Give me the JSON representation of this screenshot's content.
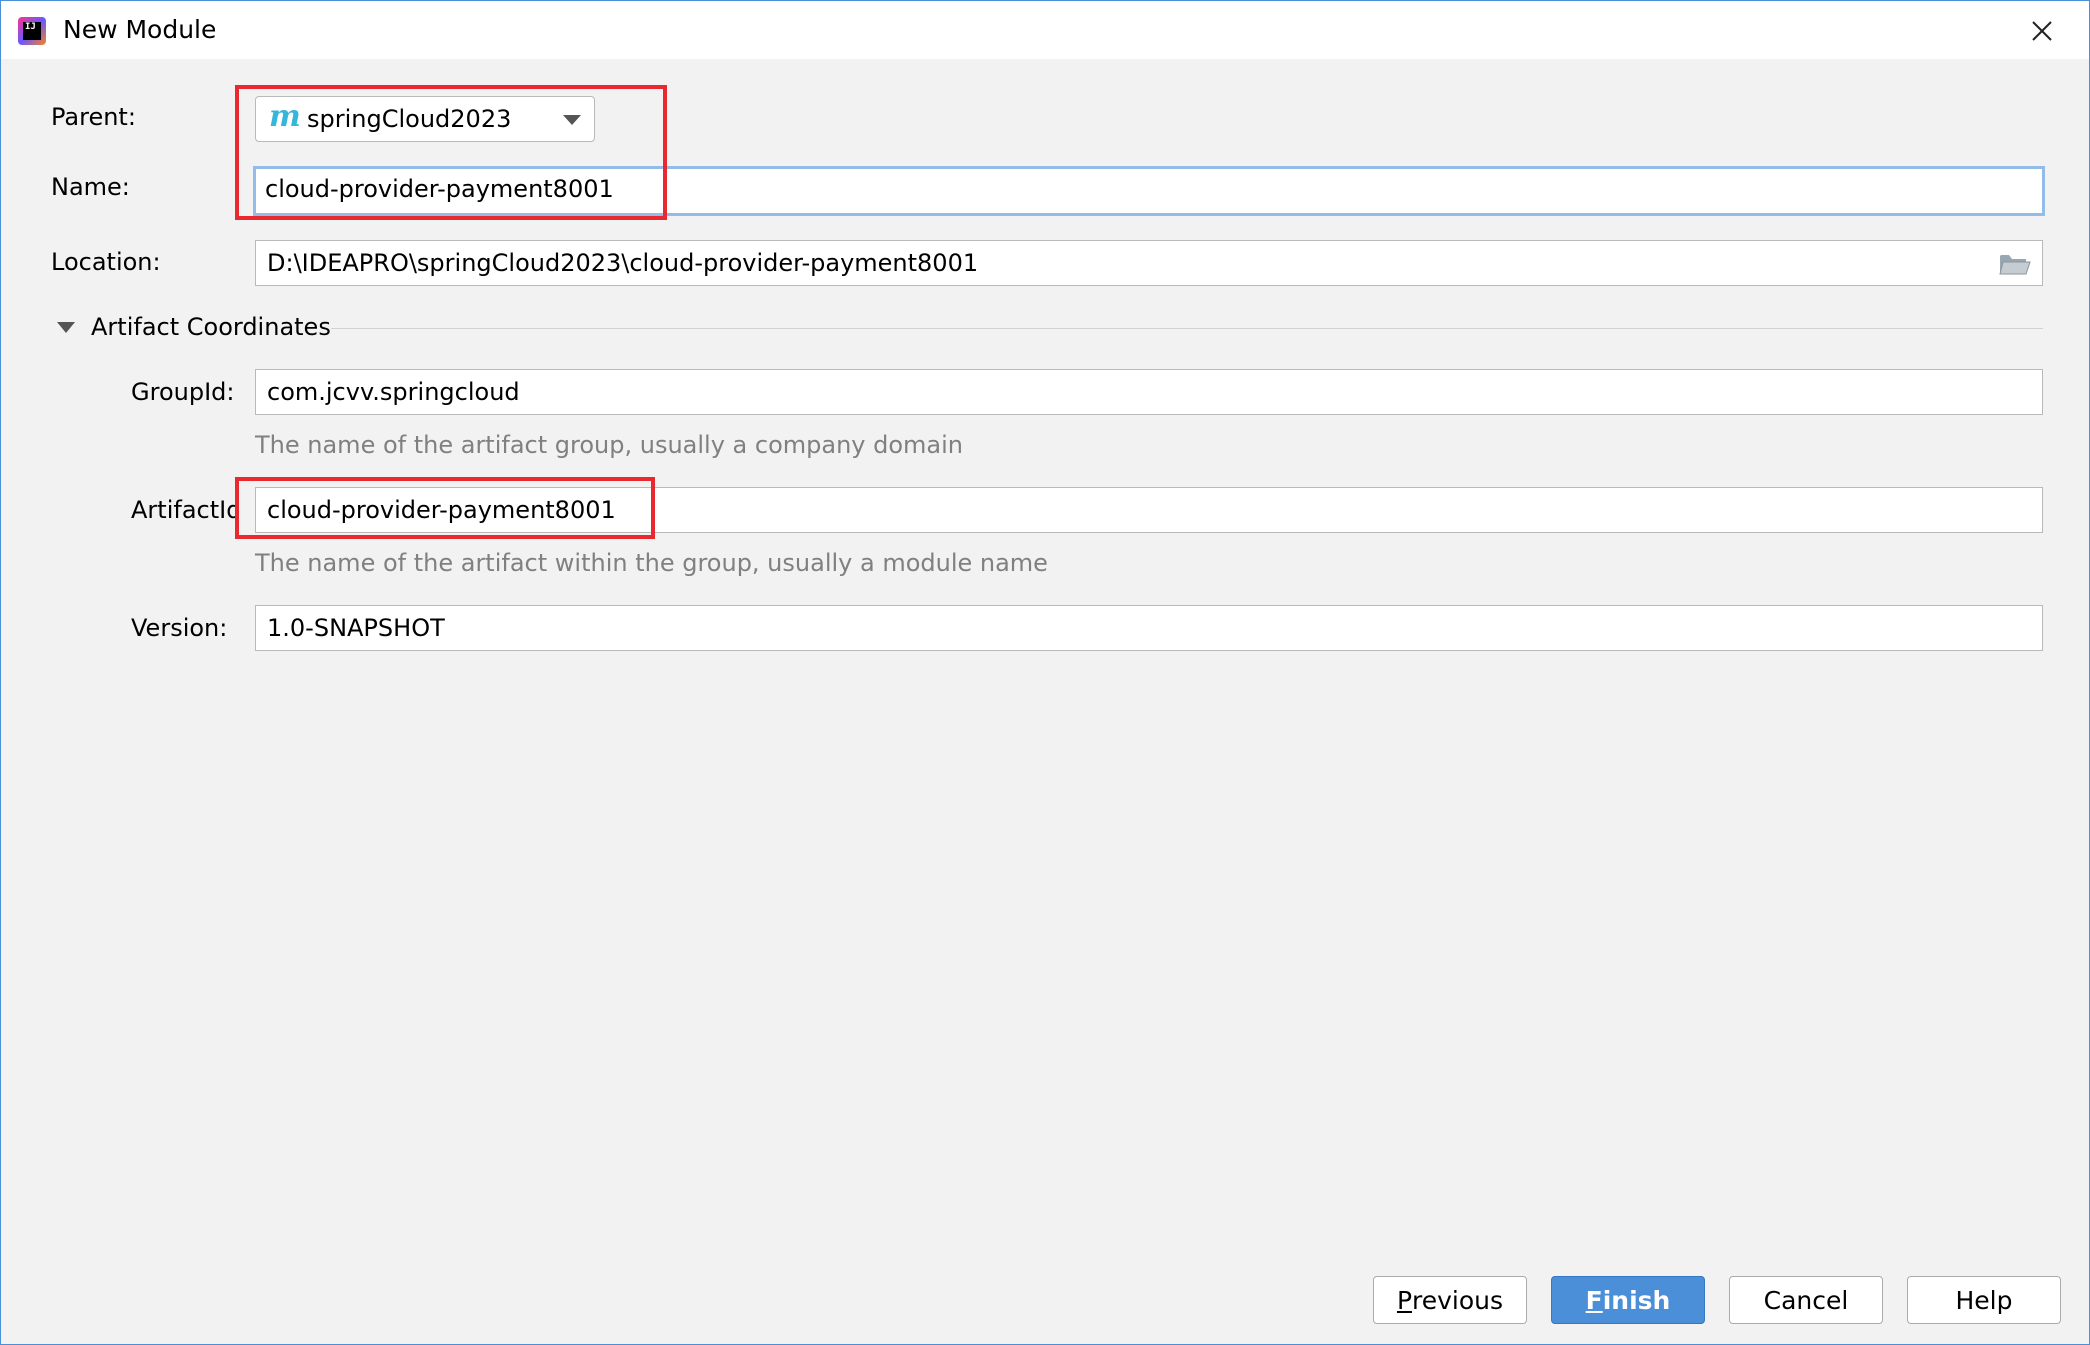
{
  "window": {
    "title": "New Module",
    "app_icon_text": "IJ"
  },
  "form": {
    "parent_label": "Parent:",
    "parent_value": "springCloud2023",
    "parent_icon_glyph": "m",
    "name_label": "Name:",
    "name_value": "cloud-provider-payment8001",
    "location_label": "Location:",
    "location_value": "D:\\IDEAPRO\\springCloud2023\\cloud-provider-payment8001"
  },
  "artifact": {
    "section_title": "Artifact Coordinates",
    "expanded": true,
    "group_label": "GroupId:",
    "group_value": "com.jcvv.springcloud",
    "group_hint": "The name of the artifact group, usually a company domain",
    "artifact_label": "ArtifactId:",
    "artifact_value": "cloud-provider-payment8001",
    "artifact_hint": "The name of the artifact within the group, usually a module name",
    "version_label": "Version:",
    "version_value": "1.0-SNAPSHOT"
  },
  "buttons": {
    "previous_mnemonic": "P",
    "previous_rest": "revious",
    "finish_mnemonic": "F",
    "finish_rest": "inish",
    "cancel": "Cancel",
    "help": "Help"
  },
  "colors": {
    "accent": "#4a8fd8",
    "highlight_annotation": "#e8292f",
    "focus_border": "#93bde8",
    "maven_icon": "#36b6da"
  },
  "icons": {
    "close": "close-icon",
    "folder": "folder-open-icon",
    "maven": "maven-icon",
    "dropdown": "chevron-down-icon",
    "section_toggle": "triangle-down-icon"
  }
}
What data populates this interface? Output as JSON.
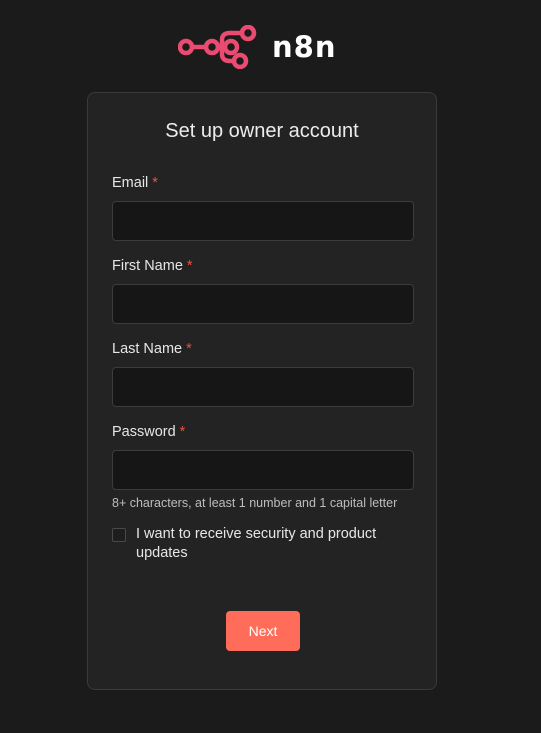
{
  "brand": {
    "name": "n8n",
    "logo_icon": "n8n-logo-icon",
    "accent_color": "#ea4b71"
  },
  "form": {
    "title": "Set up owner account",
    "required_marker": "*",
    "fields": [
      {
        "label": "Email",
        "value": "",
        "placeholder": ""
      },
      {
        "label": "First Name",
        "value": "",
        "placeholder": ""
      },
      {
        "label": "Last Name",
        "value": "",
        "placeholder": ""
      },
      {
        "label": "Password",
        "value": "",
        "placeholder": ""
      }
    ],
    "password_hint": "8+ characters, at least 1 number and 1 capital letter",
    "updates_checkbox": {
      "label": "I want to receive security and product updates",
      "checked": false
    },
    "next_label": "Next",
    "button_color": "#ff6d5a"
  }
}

┄┄┄┄┄┄┄┄┄┄┄┄┄┄┄┄┄┄┄┄

- To do
Every line that holds the word "JSON" counts once; state the total number of such lines and nothing else.

- The result
2